[ITEMS start]
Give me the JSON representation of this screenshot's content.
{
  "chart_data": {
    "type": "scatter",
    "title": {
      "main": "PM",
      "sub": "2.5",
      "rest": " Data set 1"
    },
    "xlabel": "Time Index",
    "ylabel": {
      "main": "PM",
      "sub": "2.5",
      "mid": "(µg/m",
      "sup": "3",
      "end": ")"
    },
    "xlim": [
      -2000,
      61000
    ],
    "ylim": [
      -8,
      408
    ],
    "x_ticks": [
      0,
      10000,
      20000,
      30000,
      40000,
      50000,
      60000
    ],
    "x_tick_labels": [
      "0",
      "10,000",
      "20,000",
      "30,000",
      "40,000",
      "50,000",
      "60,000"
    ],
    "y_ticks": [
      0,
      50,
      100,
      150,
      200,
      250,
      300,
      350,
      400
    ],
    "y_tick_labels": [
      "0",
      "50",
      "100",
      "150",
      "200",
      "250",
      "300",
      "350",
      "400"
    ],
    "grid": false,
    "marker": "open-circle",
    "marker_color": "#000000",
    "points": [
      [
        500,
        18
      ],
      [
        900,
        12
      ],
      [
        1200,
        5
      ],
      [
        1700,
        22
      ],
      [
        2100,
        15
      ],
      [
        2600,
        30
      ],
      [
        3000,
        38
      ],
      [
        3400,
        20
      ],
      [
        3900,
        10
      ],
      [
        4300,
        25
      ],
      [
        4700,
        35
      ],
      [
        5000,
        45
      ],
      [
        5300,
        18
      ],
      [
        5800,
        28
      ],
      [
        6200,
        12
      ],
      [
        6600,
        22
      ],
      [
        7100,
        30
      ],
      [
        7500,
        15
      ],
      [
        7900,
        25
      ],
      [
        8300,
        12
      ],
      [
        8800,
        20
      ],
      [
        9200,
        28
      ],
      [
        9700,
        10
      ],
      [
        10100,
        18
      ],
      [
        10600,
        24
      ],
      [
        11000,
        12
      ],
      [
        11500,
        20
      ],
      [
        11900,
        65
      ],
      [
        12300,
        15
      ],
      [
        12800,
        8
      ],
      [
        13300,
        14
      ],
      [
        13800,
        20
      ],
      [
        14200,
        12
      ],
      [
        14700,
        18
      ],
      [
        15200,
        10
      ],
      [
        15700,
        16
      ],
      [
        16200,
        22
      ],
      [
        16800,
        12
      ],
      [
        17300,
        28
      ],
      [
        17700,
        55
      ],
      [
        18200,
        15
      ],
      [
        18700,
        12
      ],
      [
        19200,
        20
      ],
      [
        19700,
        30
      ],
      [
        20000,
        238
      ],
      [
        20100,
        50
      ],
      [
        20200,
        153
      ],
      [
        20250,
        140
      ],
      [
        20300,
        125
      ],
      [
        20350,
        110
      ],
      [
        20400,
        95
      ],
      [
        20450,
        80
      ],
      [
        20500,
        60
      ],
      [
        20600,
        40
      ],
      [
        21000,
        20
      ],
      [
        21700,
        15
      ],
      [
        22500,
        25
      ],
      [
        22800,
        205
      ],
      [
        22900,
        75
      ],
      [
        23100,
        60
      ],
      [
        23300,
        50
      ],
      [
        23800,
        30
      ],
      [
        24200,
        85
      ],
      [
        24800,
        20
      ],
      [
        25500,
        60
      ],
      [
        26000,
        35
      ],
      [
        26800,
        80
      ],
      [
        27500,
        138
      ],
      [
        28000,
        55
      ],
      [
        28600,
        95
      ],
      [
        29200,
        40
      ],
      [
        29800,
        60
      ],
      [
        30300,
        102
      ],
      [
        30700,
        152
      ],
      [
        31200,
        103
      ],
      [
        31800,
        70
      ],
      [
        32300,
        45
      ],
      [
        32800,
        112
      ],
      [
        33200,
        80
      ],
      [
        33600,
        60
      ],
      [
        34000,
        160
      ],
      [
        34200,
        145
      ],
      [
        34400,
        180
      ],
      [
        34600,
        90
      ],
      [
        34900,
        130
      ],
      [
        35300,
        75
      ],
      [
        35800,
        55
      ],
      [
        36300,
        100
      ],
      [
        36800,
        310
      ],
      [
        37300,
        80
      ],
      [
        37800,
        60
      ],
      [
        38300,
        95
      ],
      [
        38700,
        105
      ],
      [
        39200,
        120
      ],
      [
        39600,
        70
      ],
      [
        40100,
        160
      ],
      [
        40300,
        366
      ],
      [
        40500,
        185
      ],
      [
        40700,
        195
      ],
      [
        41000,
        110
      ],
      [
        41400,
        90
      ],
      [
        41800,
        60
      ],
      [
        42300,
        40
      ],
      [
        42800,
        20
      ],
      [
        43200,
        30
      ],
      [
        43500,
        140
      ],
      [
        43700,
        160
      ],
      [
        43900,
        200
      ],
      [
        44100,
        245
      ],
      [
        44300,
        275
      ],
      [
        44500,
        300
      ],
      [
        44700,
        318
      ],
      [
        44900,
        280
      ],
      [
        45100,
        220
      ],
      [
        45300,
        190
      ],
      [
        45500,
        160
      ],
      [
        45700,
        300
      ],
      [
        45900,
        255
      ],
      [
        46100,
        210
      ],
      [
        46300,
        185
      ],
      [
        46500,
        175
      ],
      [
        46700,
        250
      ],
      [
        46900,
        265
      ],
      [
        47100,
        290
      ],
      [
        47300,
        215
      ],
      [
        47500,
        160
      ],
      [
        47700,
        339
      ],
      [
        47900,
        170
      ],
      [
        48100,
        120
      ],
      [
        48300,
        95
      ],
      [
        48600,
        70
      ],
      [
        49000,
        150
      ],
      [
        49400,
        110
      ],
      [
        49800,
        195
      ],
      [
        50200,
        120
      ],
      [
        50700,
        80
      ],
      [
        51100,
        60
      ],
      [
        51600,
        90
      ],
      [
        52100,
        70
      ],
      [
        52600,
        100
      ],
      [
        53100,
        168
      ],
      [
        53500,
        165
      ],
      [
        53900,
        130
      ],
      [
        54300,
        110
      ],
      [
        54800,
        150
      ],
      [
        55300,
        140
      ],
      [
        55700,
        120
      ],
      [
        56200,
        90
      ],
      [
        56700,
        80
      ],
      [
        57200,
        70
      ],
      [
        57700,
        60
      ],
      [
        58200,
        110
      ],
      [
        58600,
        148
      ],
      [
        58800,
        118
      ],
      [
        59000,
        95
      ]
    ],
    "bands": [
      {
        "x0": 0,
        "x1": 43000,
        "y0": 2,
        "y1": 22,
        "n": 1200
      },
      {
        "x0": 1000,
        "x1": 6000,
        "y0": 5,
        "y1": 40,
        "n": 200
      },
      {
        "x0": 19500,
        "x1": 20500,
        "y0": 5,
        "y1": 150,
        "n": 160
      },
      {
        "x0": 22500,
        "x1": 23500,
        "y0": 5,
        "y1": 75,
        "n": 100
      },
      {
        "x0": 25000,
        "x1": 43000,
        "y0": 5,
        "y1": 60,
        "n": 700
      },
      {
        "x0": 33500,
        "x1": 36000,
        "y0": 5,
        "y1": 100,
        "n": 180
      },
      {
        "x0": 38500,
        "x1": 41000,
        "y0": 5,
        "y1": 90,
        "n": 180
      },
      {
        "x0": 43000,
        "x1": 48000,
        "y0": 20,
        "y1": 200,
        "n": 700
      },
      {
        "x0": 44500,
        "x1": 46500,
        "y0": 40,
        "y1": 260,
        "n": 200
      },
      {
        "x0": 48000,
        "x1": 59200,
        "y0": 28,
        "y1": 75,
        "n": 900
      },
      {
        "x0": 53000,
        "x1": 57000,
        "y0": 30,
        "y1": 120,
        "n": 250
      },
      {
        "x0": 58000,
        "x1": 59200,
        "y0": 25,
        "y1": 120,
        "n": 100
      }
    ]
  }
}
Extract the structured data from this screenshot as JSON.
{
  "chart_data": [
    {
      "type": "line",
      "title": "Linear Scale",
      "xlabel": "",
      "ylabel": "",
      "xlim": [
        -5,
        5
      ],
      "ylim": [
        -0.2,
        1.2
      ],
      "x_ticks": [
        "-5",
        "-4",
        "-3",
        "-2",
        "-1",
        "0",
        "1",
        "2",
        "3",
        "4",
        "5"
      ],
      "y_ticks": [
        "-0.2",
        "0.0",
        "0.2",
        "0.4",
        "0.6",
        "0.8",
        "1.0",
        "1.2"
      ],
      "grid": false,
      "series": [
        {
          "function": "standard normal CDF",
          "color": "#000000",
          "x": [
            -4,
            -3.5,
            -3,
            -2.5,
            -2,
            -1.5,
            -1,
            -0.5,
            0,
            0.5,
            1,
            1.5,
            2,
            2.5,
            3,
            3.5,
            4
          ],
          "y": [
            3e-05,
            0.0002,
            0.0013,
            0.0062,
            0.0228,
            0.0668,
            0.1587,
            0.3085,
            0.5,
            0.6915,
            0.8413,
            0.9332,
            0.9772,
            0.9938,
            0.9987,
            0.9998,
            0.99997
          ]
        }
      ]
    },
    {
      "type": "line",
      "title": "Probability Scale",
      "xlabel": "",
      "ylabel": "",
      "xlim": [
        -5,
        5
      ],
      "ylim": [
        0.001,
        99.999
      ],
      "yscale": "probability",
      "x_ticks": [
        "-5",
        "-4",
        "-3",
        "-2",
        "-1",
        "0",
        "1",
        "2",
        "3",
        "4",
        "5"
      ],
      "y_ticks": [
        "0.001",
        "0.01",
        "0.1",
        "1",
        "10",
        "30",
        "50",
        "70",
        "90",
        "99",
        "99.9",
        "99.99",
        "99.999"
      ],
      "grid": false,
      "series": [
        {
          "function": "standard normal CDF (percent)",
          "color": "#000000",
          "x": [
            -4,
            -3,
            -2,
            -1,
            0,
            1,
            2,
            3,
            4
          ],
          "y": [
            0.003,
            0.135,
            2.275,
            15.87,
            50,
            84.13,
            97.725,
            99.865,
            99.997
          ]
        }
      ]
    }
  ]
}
[ITEMS end]
▸ **PROBLEM DESCRIPTION**:
Check the records above line by line and tally those holding the string "standard". Answer with the number only.

▸ **RESULT FOR THIS TASK**:
2